Instructions for the task: Search the material for the word "ylabel" and report each line where it turns up.

%%

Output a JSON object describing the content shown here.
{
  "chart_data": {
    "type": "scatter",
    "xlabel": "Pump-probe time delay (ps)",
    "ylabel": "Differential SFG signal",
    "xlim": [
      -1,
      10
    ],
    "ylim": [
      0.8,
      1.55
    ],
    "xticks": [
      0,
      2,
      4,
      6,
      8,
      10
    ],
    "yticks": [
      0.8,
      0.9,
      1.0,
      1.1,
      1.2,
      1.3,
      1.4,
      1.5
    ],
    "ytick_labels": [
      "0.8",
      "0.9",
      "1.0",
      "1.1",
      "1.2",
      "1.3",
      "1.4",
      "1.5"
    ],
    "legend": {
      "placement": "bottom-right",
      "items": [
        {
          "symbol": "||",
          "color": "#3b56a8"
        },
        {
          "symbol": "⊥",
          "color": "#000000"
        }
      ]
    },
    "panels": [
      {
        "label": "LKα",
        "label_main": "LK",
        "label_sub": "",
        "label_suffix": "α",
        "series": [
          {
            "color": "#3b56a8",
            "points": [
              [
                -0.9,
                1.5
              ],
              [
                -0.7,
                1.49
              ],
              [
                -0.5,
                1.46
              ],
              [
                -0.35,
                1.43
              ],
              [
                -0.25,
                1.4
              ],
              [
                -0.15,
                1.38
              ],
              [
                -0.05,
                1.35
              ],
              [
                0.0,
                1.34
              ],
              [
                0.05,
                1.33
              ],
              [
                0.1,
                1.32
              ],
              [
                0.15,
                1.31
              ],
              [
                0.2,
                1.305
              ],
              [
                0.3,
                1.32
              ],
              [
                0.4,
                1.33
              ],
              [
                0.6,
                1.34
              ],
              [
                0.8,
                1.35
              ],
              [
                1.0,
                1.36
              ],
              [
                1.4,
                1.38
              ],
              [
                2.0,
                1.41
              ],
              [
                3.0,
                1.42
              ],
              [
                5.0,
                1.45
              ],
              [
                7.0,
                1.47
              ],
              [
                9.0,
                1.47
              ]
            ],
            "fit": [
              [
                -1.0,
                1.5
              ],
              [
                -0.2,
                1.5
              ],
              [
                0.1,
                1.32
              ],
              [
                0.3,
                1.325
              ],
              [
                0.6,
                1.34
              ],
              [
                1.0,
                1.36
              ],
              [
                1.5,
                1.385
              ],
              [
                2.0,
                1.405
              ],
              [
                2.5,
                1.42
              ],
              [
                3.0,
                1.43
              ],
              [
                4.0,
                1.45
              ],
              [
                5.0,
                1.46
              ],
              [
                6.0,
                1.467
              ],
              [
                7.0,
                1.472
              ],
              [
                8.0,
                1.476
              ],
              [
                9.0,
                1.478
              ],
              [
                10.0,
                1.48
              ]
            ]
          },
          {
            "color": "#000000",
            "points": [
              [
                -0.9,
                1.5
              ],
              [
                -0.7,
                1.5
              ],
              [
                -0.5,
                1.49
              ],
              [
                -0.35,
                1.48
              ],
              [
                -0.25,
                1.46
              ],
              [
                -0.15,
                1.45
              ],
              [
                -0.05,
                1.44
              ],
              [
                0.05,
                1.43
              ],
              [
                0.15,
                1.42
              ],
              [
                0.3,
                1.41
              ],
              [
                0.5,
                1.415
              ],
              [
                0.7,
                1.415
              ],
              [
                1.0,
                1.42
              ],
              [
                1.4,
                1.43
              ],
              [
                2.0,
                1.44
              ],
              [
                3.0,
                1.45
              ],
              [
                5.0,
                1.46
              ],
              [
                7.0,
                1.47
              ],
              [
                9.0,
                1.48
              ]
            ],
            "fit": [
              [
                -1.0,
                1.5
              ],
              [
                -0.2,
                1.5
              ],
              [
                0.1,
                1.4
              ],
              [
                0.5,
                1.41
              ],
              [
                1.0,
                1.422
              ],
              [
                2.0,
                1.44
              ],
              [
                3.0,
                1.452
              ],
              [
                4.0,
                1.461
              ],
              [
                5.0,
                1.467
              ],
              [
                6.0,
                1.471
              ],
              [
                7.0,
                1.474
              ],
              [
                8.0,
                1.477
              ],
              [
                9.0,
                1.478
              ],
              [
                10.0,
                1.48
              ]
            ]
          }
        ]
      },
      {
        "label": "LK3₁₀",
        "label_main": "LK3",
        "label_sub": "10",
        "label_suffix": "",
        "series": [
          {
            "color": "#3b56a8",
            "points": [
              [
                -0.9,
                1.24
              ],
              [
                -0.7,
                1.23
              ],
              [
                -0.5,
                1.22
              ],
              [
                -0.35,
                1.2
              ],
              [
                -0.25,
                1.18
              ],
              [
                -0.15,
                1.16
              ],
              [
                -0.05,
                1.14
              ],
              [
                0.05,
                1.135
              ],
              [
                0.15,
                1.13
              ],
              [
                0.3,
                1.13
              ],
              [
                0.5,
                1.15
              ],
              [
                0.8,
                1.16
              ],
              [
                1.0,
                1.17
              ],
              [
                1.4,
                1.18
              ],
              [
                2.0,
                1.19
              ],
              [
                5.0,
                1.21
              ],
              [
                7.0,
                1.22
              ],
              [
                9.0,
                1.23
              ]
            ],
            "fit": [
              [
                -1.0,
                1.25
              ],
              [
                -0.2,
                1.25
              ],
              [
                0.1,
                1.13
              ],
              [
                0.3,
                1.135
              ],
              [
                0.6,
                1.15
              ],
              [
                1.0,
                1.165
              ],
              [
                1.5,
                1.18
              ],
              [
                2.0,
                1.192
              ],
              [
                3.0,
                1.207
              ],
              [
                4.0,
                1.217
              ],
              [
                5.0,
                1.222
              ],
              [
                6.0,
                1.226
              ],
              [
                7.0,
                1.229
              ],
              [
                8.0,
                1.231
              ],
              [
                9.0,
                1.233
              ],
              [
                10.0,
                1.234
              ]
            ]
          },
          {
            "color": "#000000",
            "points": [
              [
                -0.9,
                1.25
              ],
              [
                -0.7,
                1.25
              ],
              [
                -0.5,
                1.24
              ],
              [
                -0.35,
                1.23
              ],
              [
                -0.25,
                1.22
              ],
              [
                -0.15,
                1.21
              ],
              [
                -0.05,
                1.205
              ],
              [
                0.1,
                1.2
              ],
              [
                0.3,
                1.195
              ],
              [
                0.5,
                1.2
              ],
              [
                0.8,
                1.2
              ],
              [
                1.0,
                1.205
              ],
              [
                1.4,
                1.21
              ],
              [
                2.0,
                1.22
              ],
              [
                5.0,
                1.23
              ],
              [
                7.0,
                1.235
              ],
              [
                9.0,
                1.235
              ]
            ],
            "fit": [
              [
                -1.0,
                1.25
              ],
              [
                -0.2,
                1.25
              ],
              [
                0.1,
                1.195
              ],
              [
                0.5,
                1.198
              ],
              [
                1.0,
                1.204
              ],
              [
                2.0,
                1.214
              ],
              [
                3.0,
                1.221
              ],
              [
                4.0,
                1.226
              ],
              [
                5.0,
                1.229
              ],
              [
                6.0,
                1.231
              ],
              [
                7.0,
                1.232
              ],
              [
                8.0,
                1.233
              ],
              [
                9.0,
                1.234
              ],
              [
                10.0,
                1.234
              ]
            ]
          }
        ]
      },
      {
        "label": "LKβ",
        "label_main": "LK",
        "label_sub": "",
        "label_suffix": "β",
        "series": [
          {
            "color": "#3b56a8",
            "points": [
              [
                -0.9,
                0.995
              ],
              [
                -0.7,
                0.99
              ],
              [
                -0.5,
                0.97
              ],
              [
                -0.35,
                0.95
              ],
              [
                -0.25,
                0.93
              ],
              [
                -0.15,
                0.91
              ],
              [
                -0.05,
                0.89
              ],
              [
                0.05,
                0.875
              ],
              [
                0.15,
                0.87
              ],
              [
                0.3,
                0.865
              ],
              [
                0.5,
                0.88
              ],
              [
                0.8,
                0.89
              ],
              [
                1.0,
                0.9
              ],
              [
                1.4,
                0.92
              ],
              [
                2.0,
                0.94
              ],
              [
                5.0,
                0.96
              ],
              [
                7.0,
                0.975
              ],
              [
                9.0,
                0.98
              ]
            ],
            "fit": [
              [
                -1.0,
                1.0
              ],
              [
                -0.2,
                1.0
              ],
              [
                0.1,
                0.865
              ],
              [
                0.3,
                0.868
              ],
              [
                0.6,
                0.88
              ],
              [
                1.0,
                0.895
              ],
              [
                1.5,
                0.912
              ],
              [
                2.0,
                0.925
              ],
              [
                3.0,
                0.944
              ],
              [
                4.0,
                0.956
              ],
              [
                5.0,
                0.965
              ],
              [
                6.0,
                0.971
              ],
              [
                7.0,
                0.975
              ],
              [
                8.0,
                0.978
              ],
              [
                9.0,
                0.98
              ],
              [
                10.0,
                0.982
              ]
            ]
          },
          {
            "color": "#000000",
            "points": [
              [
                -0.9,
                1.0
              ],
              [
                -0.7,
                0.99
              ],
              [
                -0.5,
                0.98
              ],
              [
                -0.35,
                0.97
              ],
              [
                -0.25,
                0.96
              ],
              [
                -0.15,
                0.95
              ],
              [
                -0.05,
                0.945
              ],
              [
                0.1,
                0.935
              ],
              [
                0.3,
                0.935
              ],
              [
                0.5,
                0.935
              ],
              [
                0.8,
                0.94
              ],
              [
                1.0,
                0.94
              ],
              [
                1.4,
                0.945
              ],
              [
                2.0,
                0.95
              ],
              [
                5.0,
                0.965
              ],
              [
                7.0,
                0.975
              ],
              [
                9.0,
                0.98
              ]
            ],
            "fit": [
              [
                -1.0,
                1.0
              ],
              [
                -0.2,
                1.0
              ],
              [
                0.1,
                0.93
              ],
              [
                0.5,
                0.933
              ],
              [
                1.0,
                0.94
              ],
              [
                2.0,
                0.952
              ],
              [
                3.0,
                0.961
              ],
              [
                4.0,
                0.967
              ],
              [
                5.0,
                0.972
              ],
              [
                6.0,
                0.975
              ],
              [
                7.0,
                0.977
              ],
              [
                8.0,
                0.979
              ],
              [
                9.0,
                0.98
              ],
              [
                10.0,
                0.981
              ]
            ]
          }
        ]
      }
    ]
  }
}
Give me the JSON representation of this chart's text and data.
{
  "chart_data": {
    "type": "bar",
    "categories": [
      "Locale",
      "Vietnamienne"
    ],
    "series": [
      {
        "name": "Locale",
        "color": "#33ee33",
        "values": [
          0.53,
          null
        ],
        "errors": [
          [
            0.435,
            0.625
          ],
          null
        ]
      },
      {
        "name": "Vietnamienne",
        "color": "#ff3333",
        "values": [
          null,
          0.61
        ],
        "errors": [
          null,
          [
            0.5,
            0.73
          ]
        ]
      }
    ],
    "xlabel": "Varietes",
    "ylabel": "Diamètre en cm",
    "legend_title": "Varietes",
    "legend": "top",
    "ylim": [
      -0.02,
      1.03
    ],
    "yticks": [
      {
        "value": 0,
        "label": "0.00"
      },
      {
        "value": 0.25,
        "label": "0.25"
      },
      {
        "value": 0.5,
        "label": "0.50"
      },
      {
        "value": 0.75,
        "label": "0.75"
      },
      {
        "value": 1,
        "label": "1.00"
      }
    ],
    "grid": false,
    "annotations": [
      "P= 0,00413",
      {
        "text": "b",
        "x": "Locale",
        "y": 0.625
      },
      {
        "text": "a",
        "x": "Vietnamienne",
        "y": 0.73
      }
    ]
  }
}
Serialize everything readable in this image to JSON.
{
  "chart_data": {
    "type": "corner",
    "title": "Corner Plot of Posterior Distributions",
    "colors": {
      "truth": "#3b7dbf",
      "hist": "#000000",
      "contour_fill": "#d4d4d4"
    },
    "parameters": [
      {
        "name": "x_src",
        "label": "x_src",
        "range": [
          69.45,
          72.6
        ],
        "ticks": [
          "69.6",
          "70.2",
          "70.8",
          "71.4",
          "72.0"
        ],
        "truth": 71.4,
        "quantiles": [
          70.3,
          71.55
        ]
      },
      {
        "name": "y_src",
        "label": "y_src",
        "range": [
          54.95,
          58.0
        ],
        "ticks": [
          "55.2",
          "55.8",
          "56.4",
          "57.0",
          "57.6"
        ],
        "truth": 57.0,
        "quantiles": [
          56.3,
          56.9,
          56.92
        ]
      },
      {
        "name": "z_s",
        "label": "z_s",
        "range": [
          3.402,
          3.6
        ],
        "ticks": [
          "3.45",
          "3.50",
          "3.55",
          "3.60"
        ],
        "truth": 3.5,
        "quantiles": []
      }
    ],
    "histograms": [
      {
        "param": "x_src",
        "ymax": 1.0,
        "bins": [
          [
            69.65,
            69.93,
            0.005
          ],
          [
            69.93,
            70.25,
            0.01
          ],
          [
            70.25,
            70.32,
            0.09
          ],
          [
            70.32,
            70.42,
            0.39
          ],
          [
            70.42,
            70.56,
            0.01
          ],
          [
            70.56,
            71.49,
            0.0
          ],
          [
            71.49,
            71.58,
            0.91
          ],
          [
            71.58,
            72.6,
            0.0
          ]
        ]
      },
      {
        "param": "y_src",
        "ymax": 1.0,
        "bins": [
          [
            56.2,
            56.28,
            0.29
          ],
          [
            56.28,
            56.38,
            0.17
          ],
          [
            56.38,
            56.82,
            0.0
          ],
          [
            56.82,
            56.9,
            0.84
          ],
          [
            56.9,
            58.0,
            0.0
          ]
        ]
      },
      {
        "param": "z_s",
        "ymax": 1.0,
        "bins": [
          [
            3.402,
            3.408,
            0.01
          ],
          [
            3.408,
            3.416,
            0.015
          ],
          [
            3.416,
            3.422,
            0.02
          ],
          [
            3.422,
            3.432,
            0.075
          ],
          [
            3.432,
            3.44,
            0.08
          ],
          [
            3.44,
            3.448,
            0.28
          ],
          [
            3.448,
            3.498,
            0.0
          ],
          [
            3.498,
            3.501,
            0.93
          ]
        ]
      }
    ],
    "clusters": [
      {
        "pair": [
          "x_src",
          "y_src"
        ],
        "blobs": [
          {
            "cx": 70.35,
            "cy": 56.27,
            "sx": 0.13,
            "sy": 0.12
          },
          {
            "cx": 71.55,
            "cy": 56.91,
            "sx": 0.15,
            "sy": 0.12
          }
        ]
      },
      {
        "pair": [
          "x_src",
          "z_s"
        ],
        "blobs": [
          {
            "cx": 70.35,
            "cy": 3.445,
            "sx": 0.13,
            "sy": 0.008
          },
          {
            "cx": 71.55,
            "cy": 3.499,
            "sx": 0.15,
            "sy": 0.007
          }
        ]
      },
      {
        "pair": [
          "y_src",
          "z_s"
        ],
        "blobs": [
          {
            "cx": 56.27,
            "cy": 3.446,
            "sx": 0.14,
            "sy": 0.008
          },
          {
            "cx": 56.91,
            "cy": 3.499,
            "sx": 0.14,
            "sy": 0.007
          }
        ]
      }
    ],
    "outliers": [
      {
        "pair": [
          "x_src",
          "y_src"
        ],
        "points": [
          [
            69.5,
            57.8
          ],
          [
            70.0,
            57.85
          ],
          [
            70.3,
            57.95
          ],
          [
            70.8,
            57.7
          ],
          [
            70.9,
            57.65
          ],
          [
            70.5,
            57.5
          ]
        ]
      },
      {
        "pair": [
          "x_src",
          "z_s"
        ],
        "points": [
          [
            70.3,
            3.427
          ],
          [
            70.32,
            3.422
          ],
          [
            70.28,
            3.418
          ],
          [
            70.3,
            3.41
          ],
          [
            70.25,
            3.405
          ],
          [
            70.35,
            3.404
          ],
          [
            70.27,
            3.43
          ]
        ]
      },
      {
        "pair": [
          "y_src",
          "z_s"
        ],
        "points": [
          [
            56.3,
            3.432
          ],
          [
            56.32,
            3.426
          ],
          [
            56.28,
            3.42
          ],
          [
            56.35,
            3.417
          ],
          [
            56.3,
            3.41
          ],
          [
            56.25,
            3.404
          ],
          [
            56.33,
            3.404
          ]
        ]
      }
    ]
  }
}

%%

Task output:
    "ylabel": "Differential SFG signal",
    "ylabel": "Diamètre en cm",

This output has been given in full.